### Challenge
Please print every record below exactly as it appears.

Stored records:
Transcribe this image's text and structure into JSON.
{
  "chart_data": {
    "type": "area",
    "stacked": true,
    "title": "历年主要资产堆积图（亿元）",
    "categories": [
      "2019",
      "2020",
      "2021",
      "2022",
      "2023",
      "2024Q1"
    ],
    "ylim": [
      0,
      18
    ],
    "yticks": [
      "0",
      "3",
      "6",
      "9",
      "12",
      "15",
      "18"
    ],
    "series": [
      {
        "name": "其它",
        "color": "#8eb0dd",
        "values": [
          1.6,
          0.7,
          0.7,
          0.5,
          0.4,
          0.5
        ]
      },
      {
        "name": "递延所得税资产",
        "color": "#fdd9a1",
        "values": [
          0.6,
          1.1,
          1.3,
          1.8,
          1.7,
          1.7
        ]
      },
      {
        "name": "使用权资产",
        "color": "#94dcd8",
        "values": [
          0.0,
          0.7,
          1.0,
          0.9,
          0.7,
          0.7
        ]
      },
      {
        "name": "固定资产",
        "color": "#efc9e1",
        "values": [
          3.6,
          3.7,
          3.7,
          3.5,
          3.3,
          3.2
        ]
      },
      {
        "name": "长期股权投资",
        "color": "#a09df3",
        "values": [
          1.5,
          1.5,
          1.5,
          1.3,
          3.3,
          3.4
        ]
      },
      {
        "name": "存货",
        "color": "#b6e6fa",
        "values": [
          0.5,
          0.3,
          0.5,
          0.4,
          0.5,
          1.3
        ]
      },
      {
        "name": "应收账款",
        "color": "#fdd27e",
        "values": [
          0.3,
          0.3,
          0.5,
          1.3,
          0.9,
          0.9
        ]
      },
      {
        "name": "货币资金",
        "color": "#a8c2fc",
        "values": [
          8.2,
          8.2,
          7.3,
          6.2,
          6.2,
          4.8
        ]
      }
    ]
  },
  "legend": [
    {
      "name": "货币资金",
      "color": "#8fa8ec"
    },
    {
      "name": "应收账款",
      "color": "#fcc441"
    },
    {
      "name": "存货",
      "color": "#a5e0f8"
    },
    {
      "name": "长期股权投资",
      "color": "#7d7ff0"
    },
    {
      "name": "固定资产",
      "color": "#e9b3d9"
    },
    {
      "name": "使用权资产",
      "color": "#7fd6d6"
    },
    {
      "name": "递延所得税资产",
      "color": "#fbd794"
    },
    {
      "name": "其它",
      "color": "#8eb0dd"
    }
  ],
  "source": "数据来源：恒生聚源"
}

### Correct answer
Transcribe this image's text and structure into JSON.
{
  "chart_data": {
    "type": "area",
    "stacked": true,
    "title": "历年主要资产堆积图（亿元）",
    "categories": [
      "2019",
      "2020",
      "2021",
      "2022",
      "2023",
      "2024Q1"
    ],
    "ylim": [
      0,
      18
    ],
    "yticks": [
      "0",
      "3",
      "6",
      "9",
      "12",
      "15",
      "18"
    ],
    "series": [
      {
        "name": "其它",
        "color": "#8eb0dd",
        "values": [
          1.6,
          0.7,
          0.7,
          0.5,
          0.4,
          0.5
        ]
      },
      {
        "name": "递延所得税资产",
        "color": "#fdd9a1",
        "values": [
          0.6,
          1.1,
          1.3,
          1.8,
          1.7,
          1.7
        ]
      },
      {
        "name": "使用权资产",
        "color": "#94dcd8",
        "values": [
          0.0,
          0.7,
          1.0,
          0.9,
          0.7,
          0.7
        ]
      },
      {
        "name": "固定资产",
        "color": "#efc9e1",
        "values": [
          3.6,
          3.7,
          3.7,
          3.5,
          3.3,
          3.2
        ]
      },
      {
        "name": "长期股权投资",
        "color": "#a09df3",
        "values": [
          1.5,
          1.5,
          1.5,
          1.3,
          3.3,
          3.4
        ]
      },
      {
        "name": "存货",
        "color": "#b6e6fa",
        "values": [
          0.5,
          0.3,
          0.5,
          0.4,
          0.5,
          1.3
        ]
      },
      {
        "name": "应收账款",
        "color": "#fdd27e",
        "values": [
          0.3,
          0.3,
          0.5,
          1.3,
          0.9,
          0.9
        ]
      },
      {
        "name": "货币资金",
        "color": "#a8c2fc",
        "values": [
          8.2,
          8.2,
          7.3,
          6.2,
          6.2,
          4.8
        ]
      }
    ]
  },
  "legend": [
    {
      "name": "货币资金",
      "color": "#8fa8ec"
    },
    {
      "name": "应收账款",
      "color": "#fcc441"
    },
    {
      "name": "存货",
      "color": "#a5e0f8"
    },
    {
      "name": "长期股权投资",
      "color": "#7d7ff0"
    },
    {
      "name": "固定资产",
      "color": "#e9b3d9"
    },
    {
      "name": "使用权资产",
      "color": "#7fd6d6"
    },
    {
      "name": "递延所得税资产",
      "color": "#fbd794"
    },
    {
      "name": "其它",
      "color": "#8eb0dd"
    }
  ],
  "source": "数据来源：恒生聚源"
}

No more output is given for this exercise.